# start of Material provided

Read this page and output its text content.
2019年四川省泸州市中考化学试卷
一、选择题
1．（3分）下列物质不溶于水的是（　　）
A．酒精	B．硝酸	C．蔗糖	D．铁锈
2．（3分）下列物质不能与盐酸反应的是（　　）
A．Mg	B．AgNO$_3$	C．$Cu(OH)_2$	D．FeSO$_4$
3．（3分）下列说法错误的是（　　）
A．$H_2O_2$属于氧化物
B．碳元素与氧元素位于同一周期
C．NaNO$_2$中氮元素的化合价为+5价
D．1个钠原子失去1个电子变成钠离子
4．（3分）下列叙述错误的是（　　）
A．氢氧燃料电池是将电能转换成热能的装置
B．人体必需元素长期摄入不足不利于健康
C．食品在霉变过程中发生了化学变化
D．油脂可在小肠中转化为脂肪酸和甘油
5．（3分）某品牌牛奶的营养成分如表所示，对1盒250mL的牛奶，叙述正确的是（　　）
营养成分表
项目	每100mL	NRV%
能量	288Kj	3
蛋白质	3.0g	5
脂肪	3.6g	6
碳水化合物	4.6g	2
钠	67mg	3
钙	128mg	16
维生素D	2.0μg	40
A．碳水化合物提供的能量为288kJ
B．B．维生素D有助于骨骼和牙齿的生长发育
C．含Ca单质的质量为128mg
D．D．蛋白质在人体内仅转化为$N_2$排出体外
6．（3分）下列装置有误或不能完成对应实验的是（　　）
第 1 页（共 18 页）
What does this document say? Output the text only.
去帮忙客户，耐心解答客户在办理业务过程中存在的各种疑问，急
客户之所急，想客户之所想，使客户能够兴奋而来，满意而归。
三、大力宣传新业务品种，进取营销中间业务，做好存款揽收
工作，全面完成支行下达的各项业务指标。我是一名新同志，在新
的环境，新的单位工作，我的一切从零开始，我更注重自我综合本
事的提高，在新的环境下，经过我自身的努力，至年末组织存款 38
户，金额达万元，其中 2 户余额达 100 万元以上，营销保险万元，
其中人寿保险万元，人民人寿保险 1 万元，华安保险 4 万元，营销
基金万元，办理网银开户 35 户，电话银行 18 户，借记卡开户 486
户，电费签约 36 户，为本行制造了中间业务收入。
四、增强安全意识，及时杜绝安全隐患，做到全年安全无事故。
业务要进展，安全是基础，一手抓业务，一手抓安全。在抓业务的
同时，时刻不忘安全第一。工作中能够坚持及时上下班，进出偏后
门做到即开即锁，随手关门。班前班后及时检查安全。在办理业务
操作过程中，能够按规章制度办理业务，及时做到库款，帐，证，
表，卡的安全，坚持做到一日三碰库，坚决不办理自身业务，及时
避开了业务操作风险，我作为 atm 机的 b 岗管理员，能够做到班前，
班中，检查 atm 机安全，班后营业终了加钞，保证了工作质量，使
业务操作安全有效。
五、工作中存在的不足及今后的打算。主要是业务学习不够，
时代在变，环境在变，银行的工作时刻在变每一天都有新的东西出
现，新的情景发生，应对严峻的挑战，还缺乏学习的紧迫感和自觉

# end of Material provided

Objective:
Your answer should be a single number: the count of lines holding the word "this".

Solution to the problem:
2